- **PROBLEM DESCRIPTION**
Gather each line in the entries that includes the string "JSON".

== SOURCE DATA ==

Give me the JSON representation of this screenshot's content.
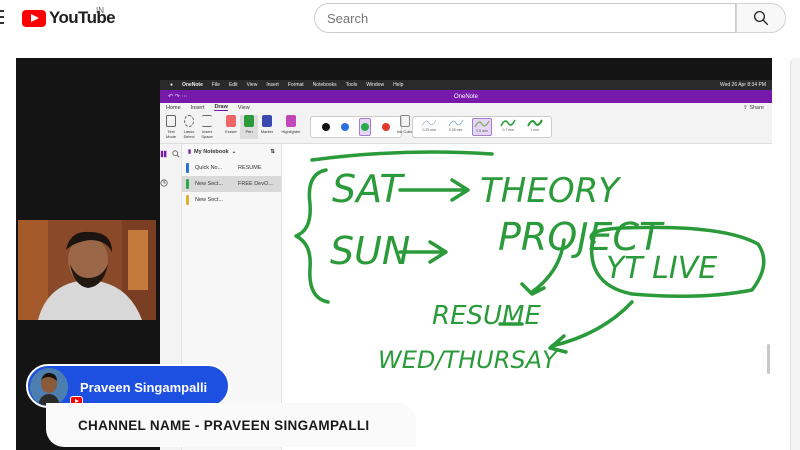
{
  "youtube": {
    "logo_text": "YouTube",
    "country_code": "IN",
    "search_placeholder": "Search"
  },
  "mac_menubar": {
    "app_name": "OneNote",
    "items": [
      "File",
      "Edit",
      "View",
      "Insert",
      "Format",
      "Notebooks",
      "Tools",
      "Window",
      "Help"
    ],
    "clock": "Wed 26 Apr 8:34 PM"
  },
  "onenote": {
    "window_title": "OneNote",
    "tabs": [
      "Home",
      "Insert",
      "Draw",
      "View"
    ],
    "active_tab": "Draw",
    "share_label": "Share",
    "ribbon_tools": [
      {
        "label": "Text Mode"
      },
      {
        "label": "Lasso Select"
      },
      {
        "label": "Insert Space"
      },
      {
        "label": "Eraser"
      },
      {
        "label": "Pen"
      },
      {
        "label": "Marker"
      },
      {
        "label": "Highlighter"
      }
    ],
    "ink_color_label": "Ink Color",
    "pen_colors": [
      "#111111",
      "#2f6fe0",
      "#2aa84a",
      "#e03a2e"
    ],
    "stroke_sizes": [
      "0.25 mm",
      "0.35 mm",
      "0.5 mm",
      "0.7 mm",
      "1 mm"
    ],
    "selected_stroke": "0.5 mm",
    "notebook_name": "My Notebook",
    "sections": [
      {
        "name": "Quick No...",
        "page": "RESUME",
        "color": "#2f6fe0"
      },
      {
        "name": "New Sect...",
        "page": "FREE DevO...",
        "color": "#2aa84a"
      },
      {
        "name": "New Sect...",
        "page": "",
        "color": "#e0b12a"
      }
    ],
    "ink_color": "#2a9a3a",
    "handwriting": {
      "line1_left": "SAT",
      "line1_right": "THEORY",
      "line2_left": "SUN",
      "line2_right": "PROJECT",
      "circled": "YT LIVE",
      "resume": "RESUME",
      "days": "WED/THURSAY"
    }
  },
  "overlay": {
    "presenter_name": "Praveen Singampalli",
    "channel_banner": "CHANNEL NAME - PRAVEEN SINGAMPALLI"
  }
}
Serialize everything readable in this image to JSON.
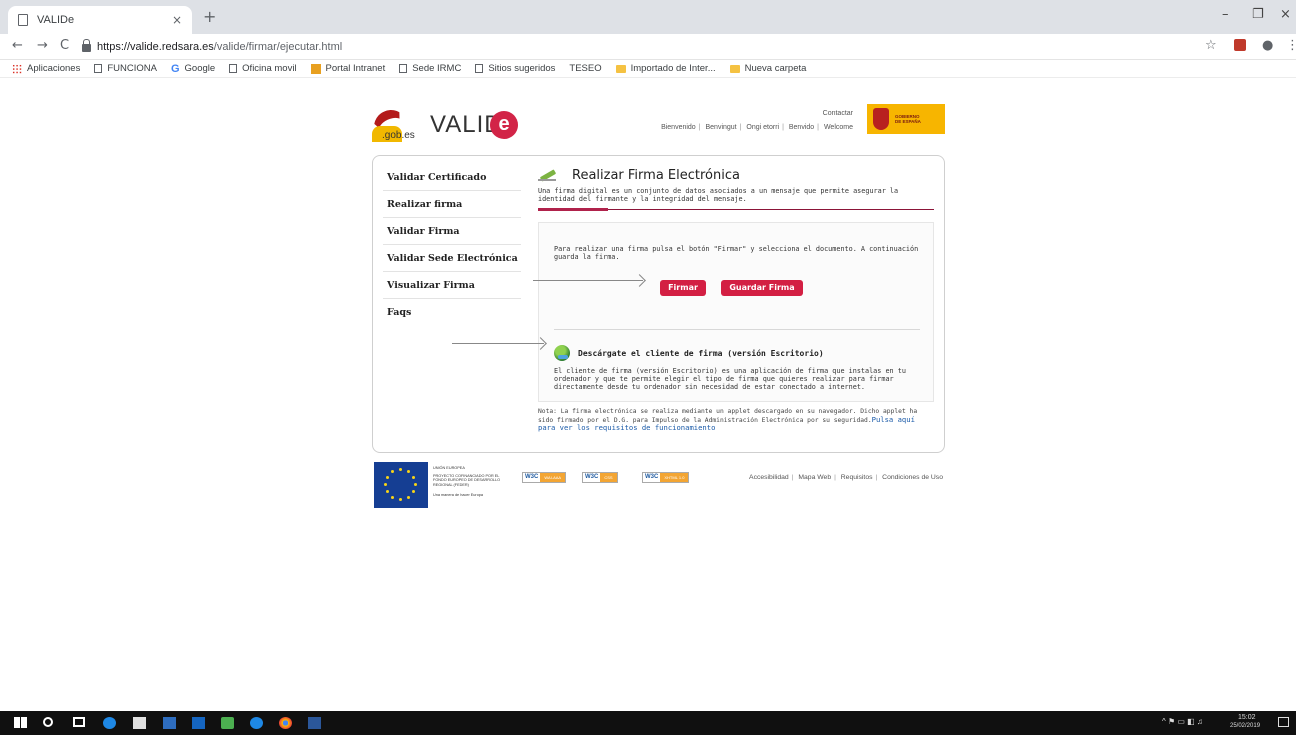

===

- **WRITTEN ANSWER**
Give me the JSON representation of this screenshot's content.
Serialize everything readable in this image to JSON.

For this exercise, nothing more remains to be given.